**Brief:** Copy out all the data, word for word.

**The input:**

>> BEGIN

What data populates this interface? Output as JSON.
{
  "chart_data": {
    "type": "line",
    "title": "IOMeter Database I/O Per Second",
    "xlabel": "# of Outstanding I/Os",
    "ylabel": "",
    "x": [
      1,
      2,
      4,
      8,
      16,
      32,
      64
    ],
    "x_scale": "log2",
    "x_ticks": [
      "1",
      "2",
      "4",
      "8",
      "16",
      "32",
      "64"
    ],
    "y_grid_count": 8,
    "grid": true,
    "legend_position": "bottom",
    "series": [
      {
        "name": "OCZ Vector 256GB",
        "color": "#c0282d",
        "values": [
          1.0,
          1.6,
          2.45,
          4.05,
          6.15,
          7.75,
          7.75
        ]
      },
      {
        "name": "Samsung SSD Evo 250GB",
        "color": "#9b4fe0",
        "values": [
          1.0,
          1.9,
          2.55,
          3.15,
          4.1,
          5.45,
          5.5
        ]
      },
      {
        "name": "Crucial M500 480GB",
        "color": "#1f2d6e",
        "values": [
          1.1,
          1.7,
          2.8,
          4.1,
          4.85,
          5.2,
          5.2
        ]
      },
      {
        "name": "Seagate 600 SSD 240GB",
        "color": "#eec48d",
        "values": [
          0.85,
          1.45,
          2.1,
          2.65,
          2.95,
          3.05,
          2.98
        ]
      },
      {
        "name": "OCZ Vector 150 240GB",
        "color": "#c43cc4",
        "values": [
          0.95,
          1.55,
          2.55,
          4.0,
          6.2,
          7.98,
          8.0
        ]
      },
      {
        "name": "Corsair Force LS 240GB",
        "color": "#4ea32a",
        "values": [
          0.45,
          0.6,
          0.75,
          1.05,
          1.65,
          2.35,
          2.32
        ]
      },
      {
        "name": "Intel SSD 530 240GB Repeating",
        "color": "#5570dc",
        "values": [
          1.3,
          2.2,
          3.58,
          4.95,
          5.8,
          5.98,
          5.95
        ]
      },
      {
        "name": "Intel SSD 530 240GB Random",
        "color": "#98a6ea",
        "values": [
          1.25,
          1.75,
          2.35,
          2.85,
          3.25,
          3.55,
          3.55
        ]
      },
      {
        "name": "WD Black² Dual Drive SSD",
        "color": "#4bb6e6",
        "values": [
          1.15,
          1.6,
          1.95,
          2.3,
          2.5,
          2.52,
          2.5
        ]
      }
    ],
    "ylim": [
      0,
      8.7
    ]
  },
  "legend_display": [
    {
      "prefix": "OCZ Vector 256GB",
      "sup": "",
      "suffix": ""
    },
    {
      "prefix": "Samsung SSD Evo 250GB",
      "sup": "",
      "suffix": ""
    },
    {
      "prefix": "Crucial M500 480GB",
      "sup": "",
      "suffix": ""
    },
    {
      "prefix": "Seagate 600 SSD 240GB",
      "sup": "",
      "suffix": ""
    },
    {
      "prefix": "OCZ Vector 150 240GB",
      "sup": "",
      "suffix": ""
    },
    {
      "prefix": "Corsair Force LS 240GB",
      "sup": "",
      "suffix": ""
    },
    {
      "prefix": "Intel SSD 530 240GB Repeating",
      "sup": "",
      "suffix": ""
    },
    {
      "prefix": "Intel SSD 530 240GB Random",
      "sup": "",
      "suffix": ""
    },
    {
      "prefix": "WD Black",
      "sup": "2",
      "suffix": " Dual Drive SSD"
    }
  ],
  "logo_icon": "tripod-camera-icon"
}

>> END

**Answer to this problem:**
What data populates this interface? Output as JSON.
{
  "chart_data": {
    "type": "line",
    "title": "IOMeter Database I/O Per Second",
    "xlabel": "# of Outstanding I/Os",
    "ylabel": "",
    "x": [
      1,
      2,
      4,
      8,
      16,
      32,
      64
    ],
    "x_scale": "log2",
    "x_ticks": [
      "1",
      "2",
      "4",
      "8",
      "16",
      "32",
      "64"
    ],
    "y_grid_count": 8,
    "grid": true,
    "legend_position": "bottom",
    "series": [
      {
        "name": "OCZ Vector 256GB",
        "color": "#c0282d",
        "values": [
          1.0,
          1.6,
          2.45,
          4.05,
          6.15,
          7.75,
          7.75
        ]
      },
      {
        "name": "Samsung SSD Evo 250GB",
        "color": "#9b4fe0",
        "values": [
          1.0,
          1.9,
          2.55,
          3.15,
          4.1,
          5.45,
          5.5
        ]
      },
      {
        "name": "Crucial M500 480GB",
        "color": "#1f2d6e",
        "values": [
          1.1,
          1.7,
          2.8,
          4.1,
          4.85,
          5.2,
          5.2
        ]
      },
      {
        "name": "Seagate 600 SSD 240GB",
        "color": "#eec48d",
        "values": [
          0.85,
          1.45,
          2.1,
          2.65,
          2.95,
          3.05,
          2.98
        ]
      },
      {
        "name": "OCZ Vector 150 240GB",
        "color": "#c43cc4",
        "values": [
          0.95,
          1.55,
          2.55,
          4.0,
          6.2,
          7.98,
          8.0
        ]
      },
      {
        "name": "Corsair Force LS 240GB",
        "color": "#4ea32a",
        "values": [
          0.45,
          0.6,
          0.75,
          1.05,
          1.65,
          2.35,
          2.32
        ]
      },
      {
        "name": "Intel SSD 530 240GB Repeating",
        "color": "#5570dc",
        "values": [
          1.3,
          2.2,
          3.58,
          4.95,
          5.8,
          5.98,
          5.95
        ]
      },
      {
        "name": "Intel SSD 530 240GB Random",
        "color": "#98a6ea",
        "values": [
          1.25,
          1.75,
          2.35,
          2.85,
          3.25,
          3.55,
          3.55
        ]
      },
      {
        "name": "WD Black² Dual Drive SSD",
        "color": "#4bb6e6",
        "values": [
          1.15,
          1.6,
          1.95,
          2.3,
          2.5,
          2.52,
          2.5
        ]
      }
    ],
    "ylim": [
      0,
      8.7
    ]
  },
  "legend_display": [
    {
      "prefix": "OCZ Vector 256GB",
      "sup": "",
      "suffix": ""
    },
    {
      "prefix": "Samsung SSD Evo 250GB",
      "sup": "",
      "suffix": ""
    },
    {
      "prefix": "Crucial M500 480GB",
      "sup": "",
      "suffix": ""
    },
    {
      "prefix": "Seagate 600 SSD 240GB",
      "sup": "",
      "suffix": ""
    },
    {
      "prefix": "OCZ Vector 150 240GB",
      "sup": "",
      "suffix": ""
    },
    {
      "prefix": "Corsair Force LS 240GB",
      "sup": "",
      "suffix": ""
    },
    {
      "prefix": "Intel SSD 530 240GB Repeating",
      "sup": "",
      "suffix": ""
    },
    {
      "prefix": "Intel SSD 530 240GB Random",
      "sup": "",
      "suffix": ""
    },
    {
      "prefix": "WD Black",
      "sup": "2",
      "suffix": " Dual Drive SSD"
    }
  ],
  "logo_icon": "tripod-camera-icon"
}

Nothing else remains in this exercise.